* _DO THIS_: Print each line of the listing once more, precisely as given.

Collection entries
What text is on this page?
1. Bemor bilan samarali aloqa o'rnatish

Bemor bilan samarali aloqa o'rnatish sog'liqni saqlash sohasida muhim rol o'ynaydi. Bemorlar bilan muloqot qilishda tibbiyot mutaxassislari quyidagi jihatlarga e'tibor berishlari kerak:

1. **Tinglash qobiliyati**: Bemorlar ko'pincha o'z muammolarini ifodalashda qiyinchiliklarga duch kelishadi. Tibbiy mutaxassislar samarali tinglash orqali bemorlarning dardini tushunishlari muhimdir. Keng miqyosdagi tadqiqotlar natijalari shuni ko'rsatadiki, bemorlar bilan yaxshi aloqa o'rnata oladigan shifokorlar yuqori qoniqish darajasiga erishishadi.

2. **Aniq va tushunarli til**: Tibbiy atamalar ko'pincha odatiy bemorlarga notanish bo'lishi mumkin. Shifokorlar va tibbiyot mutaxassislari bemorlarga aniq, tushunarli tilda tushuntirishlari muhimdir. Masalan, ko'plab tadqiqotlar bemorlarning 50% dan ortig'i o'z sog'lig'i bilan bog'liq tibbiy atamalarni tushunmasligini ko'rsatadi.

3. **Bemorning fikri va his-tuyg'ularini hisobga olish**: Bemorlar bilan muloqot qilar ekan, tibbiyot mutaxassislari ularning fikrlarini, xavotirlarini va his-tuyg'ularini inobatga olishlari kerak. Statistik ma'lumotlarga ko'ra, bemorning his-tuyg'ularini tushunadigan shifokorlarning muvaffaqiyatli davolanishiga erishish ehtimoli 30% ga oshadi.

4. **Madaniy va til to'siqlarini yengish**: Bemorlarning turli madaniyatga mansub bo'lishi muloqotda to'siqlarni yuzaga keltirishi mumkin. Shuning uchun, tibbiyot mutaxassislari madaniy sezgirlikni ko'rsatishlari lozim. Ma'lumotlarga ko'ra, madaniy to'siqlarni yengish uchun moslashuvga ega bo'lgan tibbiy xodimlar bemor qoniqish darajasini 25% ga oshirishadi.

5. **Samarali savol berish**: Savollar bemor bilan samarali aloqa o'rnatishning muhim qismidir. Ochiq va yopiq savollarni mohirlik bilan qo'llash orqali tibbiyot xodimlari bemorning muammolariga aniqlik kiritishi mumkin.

* _PROBLEM SOLUTION_:
What text is on this page?
1. Bemor bilan samarali aloqa o'rnatish

Bemor bilan samarali aloqa o'rnatish sog'liqni saqlash sohasida muhim rol o'ynaydi. Bemorlar bilan muloqot qilishda tibbiyot mutaxassislari quyidagi jihatlarga e'tibor berishlari kerak:

1. **Tinglash qobiliyati**: Bemorlar ko'pincha o'z muammolarini ifodalashda qiyinchiliklarga duch kelishadi. Tibbiy mutaxassislar samarali tinglash orqali bemorlarning dardini tushunishlari muhimdir. Keng miqyosdagi tadqiqotlar natijalari shuni ko'rsatadiki, bemorlar bilan yaxshi aloqa o'rnata oladigan shifokorlar yuqori qoniqish darajasiga erishishadi.

2. **Aniq va tushunarli til**: Tibbiy atamalar ko'pincha odatiy bemorlarga notanish bo'lishi mumkin. Shifokorlar va tibbiyot mutaxassislari bemorlarga aniq, tushunarli tilda tushuntirishlari muhimdir. Masalan, ko'plab tadqiqotlar bemorlarning 50% dan ortig'i o'z sog'lig'i bilan bog'liq tibbiy atamalarni tushunmasligini ko'rsatadi.

3. **Bemorning fikri va his-tuyg'ularini hisobga olish**: Bemorlar bilan muloqot qilar ekan, tibbiyot mutaxassislari ularning fikrlarini, xavotirlarini va his-tuyg'ularini inobatga olishlari kerak. Statistik ma'lumotlarga ko'ra, bemorning his-tuyg'ularini tushunadigan shifokorlarning muvaffaqiyatli davolanishiga erishish ehtimoli 30% ga oshadi.

4. **Madaniy va til to'siqlarini yengish**: Bemorlarning turli madaniyatga mansub bo'lishi muloqotda to'siqlarni yuzaga keltirishi mumkin. Shuning uchun, tibbiyot mutaxassislari madaniy sezgirlikni ko'rsatishlari lozim. Ma'lumotlarga ko'ra, madaniy to'siqlarni yengish uchun moslashuvga ega bo'lgan tibbiy xodimlar bemor qoniqish darajasini 25% ga oshirishadi.

5. **Samarali savol berish**: Savollar bemor bilan samarali aloqa o'rnatishning muhim qismidir. Ochiq va yopiq savollarni mohirlik bilan qo'llash orqali tibbiyot xodimlari bemorning muammolariga aniqlik kiritishi mumkin.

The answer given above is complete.